-- BEGIN --
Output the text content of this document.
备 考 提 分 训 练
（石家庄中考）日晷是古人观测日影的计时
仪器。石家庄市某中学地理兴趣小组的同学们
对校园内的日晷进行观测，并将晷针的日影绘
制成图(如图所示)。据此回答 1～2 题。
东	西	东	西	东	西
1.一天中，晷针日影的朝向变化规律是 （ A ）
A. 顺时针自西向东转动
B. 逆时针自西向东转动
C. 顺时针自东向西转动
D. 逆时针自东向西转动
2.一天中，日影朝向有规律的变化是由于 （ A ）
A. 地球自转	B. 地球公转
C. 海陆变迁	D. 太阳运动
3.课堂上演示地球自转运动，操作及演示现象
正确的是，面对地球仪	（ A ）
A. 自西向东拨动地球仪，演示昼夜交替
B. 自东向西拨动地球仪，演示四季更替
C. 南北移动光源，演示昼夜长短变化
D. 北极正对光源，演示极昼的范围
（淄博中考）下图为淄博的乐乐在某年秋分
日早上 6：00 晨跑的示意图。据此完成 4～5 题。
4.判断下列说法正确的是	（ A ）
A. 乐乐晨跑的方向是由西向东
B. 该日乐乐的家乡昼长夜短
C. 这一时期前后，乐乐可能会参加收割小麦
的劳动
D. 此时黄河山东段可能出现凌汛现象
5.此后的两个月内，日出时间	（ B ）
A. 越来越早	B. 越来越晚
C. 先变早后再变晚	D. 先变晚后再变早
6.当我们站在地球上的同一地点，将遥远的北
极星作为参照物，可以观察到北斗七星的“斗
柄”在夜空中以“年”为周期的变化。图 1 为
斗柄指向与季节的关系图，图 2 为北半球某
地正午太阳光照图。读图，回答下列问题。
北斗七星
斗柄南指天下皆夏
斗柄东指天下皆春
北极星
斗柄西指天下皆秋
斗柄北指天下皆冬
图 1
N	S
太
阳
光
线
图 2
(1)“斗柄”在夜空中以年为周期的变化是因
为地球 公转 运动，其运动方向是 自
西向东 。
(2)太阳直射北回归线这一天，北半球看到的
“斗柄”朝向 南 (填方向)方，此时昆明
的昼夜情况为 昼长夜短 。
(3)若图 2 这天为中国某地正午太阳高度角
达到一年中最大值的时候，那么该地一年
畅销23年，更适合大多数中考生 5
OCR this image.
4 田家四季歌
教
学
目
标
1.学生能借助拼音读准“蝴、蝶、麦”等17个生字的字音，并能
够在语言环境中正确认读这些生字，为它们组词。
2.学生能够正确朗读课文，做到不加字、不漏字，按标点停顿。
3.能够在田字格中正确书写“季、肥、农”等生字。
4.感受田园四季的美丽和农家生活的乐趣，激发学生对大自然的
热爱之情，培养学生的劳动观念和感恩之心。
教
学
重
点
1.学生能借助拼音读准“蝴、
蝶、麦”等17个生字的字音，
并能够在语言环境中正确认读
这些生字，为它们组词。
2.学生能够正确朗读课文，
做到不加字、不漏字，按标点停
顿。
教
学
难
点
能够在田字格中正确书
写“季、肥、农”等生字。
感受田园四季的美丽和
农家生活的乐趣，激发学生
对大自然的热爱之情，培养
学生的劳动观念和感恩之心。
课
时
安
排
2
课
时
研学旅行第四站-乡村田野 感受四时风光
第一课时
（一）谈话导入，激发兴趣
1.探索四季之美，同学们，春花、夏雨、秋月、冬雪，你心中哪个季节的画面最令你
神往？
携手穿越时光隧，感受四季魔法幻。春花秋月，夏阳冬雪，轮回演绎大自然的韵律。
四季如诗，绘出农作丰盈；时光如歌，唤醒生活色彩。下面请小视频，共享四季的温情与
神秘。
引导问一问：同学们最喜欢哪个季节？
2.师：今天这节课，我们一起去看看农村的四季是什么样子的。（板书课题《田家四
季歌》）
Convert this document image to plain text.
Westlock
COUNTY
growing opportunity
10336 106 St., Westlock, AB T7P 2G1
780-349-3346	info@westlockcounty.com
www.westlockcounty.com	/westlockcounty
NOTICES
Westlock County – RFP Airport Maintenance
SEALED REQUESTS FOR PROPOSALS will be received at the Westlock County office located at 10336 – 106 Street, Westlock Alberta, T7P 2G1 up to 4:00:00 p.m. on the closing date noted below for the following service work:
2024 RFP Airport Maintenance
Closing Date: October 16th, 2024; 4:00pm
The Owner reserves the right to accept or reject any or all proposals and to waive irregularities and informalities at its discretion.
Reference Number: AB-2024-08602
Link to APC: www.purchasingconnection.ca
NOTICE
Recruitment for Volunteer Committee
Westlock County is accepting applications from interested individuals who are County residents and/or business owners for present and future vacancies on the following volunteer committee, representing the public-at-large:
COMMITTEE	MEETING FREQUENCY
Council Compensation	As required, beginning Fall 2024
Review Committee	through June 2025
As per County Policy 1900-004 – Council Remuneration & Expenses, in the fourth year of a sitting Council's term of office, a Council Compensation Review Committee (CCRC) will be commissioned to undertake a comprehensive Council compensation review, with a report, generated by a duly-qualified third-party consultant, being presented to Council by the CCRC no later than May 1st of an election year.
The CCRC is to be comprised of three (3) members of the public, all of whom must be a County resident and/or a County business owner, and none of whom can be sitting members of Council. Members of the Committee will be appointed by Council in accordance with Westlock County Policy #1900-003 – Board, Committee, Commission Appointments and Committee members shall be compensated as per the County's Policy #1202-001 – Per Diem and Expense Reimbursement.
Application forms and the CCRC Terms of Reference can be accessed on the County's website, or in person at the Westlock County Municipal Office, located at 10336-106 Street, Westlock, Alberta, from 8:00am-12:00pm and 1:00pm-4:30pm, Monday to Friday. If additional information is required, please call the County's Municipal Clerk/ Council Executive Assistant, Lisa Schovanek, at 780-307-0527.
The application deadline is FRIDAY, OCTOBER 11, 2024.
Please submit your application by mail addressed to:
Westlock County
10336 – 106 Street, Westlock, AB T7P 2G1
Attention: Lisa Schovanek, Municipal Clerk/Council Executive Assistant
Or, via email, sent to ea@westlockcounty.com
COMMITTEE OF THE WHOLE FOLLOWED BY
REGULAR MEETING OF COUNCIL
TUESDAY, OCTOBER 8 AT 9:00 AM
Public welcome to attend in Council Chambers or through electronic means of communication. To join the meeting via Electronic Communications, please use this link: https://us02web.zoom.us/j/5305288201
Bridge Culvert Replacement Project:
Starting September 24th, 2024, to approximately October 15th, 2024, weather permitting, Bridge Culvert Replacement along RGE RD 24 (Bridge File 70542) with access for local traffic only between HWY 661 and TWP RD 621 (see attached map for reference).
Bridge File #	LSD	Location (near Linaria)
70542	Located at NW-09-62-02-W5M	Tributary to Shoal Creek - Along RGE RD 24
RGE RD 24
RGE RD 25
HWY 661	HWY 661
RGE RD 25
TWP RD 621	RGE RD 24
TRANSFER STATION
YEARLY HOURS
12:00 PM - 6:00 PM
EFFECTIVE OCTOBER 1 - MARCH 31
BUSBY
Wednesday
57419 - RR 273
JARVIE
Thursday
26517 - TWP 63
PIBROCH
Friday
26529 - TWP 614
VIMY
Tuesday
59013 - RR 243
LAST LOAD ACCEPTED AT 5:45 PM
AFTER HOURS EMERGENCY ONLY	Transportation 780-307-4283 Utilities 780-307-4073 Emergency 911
-- END --
[Short problem] Above are some records. Print them all exactly.

[Finished exercise]
Output the text content of this document.
备 考 提 分 训 练
（石家庄中考）日晷是古人观测日影的计时
仪器。石家庄市某中学地理兴趣小组的同学们
对校园内的日晷进行观测，并将晷针的日影绘
制成图(如图所示)。据此回答 1～2 题。
东	西	东	西	东	西
1.一天中，晷针日影的朝向变化规律是 （ A ）
A. 顺时针自西向东转动
B. 逆时针自西向东转动
C. 顺时针自东向西转动
D. 逆时针自东向西转动
2.一天中，日影朝向有规律的变化是由于 （ A ）
A. 地球自转	B. 地球公转
C. 海陆变迁	D. 太阳运动
3.课堂上演示地球自转运动，操作及演示现象
正确的是，面对地球仪	（ A ）
A. 自西向东拨动地球仪，演示昼夜交替
B. 自东向西拨动地球仪，演示四季更替
C. 南北移动光源，演示昼夜长短变化
D. 北极正对光源，演示极昼的范围
（淄博中考）下图为淄博的乐乐在某年秋分
日早上 6：00 晨跑的示意图。据此完成 4～5 题。
4.判断下列说法正确的是	（ A ）
A. 乐乐晨跑的方向是由西向东
B. 该日乐乐的家乡昼长夜短
C. 这一时期前后，乐乐可能会参加收割小麦
的劳动
D. 此时黄河山东段可能出现凌汛现象
5.此后的两个月内，日出时间	（ B ）
A. 越来越早	B. 越来越晚
C. 先变早后再变晚	D. 先变晚后再变早
6.当我们站在地球上的同一地点，将遥远的北
极星作为参照物，可以观察到北斗七星的“斗
柄”在夜空中以“年”为周期的变化。图 1 为
斗柄指向与季节的关系图，图 2 为北半球某
地正午太阳光照图。读图，回答下列问题。
北斗七星
斗柄南指天下皆夏
斗柄东指天下皆春
北极星
斗柄西指天下皆秋
斗柄北指天下皆冬
图 1
N	S
太
阳
光
线
图 2
(1)“斗柄”在夜空中以年为周期的变化是因
为地球 公转 运动，其运动方向是 自
西向东 。
(2)太阳直射北回归线这一天，北半球看到的
“斗柄”朝向 南 (填方向)方，此时昆明
的昼夜情况为 昼长夜短 。
(3)若图 2 这天为中国某地正午太阳高度角
达到一年中最大值的时候，那么该地一年
畅销23年，更适合大多数中考生 5
OCR this image.
4 田家四季歌
教
学
目
标
1.学生能借助拼音读准“蝴、蝶、麦”等17个生字的字音，并能
够在语言环境中正确认读这些生字，为它们组词。
2.学生能够正确朗读课文，做到不加字、不漏字，按标点停顿。
3.能够在田字格中正确书写“季、肥、农”等生字。
4.感受田园四季的美丽和农家生活的乐趣，激发学生对大自然的
热爱之情，培养学生的劳动观念和感恩之心。
教
学
重
点
1.学生能借助拼音读准“蝴、
蝶、麦”等17个生字的字音，
并能够在语言环境中正确认读
这些生字，为它们组词。
2.学生能够正确朗读课文，
做到不加字、不漏字，按标点停
顿。
教
学
难
点
能够在田字格中正确书
写“季、肥、农”等生字。
感受田园四季的美丽和
农家生活的乐趣，激发学生
对大自然的热爱之情，培养
学生的劳动观念和感恩之心。
课
时
安
排
2
课
时
研学旅行第四站-乡村田野 感受四时风光
第一课时
（一）谈话导入，激发兴趣
1.探索四季之美，同学们，春花、夏雨、秋月、冬雪，你心中哪个季节的画面最令你
神往？
携手穿越时光隧，感受四季魔法幻。春花秋月，夏阳冬雪，轮回演绎大自然的韵律。
四季如诗，绘出农作丰盈；时光如歌，唤醒生活色彩。下面请小视频，共享四季的温情与
神秘。
引导问一问：同学们最喜欢哪个季节？
2.师：今天这节课，我们一起去看看农村的四季是什么样子的。（板书课题《田家四
季歌》）
Convert this document image to plain text.
Westlock
COUNTY
growing opportunity
10336 106 St., Westlock, AB T7P 2G1
780-349-3346	info@westlockcounty.com
www.westlockcounty.com	/westlockcounty
NOTICES
Westlock County – RFP Airport Maintenance
SEALED REQUESTS FOR PROPOSALS will be received at the Westlock County office located at 10336 – 106 Street, Westlock Alberta, T7P 2G1 up to 4:00:00 p.m. on the closing date noted below for the following service work:
2024 RFP Airport Maintenance
Closing Date: October 16th, 2024; 4:00pm
The Owner reserves the right to accept or reject any or all proposals and to waive irregularities and informalities at its discretion.
Reference Number: AB-2024-08602
Link to APC: www.purchasingconnection.ca
NOTICE
Recruitment for Volunteer Committee
Westlock County is accepting applications from interested individuals who are County residents and/or business owners for present and future vacancies on the following volunteer committee, representing the public-at-large:
COMMITTEE	MEETING FREQUENCY
Council Compensation	As required, beginning Fall 2024
Review Committee	through June 2025
As per County Policy 1900-004 – Council Remuneration & Expenses, in the fourth year of a sitting Council's term of office, a Council Compensation Review Committee (CCRC) will be commissioned to undertake a comprehensive Council compensation review, with a report, generated by a duly-qualified third-party consultant, being presented to Council by the CCRC no later than May 1st of an election year.
The CCRC is to be comprised of three (3) members of the public, all of whom must be a County resident and/or a County business owner, and none of whom can be sitting members of Council. Members of the Committee will be appointed by Council in accordance with Westlock County Policy #1900-003 – Board, Committee, Commission Appointments and Committee members shall be compensated as per the County's Policy #1202-001 – Per Diem and Expense Reimbursement.
Application forms and the CCRC Terms of Reference can be accessed on the County's website, or in person at the Westlock County Municipal Office, located at 10336-106 Street, Westlock, Alberta, from 8:00am-12:00pm and 1:00pm-4:30pm, Monday to Friday. If additional information is required, please call the County's Municipal Clerk/ Council Executive Assistant, Lisa Schovanek, at 780-307-0527.
The application deadline is FRIDAY, OCTOBER 11, 2024.
Please submit your application by mail addressed to:
Westlock County
10336 – 106 Street, Westlock, AB T7P 2G1
Attention: Lisa Schovanek, Municipal Clerk/Council Executive Assistant
Or, via email, sent to ea@westlockcounty.com
COMMITTEE OF THE WHOLE FOLLOWED BY
REGULAR MEETING OF COUNCIL
TUESDAY, OCTOBER 8 AT 9:00 AM
Public welcome to attend in Council Chambers or through electronic means of communication. To join the meeting via Electronic Communications, please use this link: https://us02web.zoom.us/j/5305288201
Bridge Culvert Replacement Project:
Starting September 24th, 2024, to approximately October 15th, 2024, weather permitting, Bridge Culvert Replacement along RGE RD 24 (Bridge File 70542) with access for local traffic only between HWY 661 and TWP RD 621 (see attached map for reference).
Bridge File #	LSD	Location (near Linaria)
70542	Located at NW-09-62-02-W5M	Tributary to Shoal Creek - Along RGE RD 24
RGE RD 24
RGE RD 25
HWY 661	HWY 661
RGE RD 25
TWP RD 621	RGE RD 24
TRANSFER STATION
YEARLY HOURS
12:00 PM - 6:00 PM
EFFECTIVE OCTOBER 1 - MARCH 31
BUSBY
Wednesday
57419 - RR 273
JARVIE
Thursday
26517 - TWP 63
PIBROCH
Friday
26529 - TWP 614
VIMY
Tuesday
59013 - RR 243
LAST LOAD ACCEPTED AT 5:45 PM
AFTER HOURS EMERGENCY ONLY	Transportation 780-307-4283 Utilities 780-307-4073 Emergency 911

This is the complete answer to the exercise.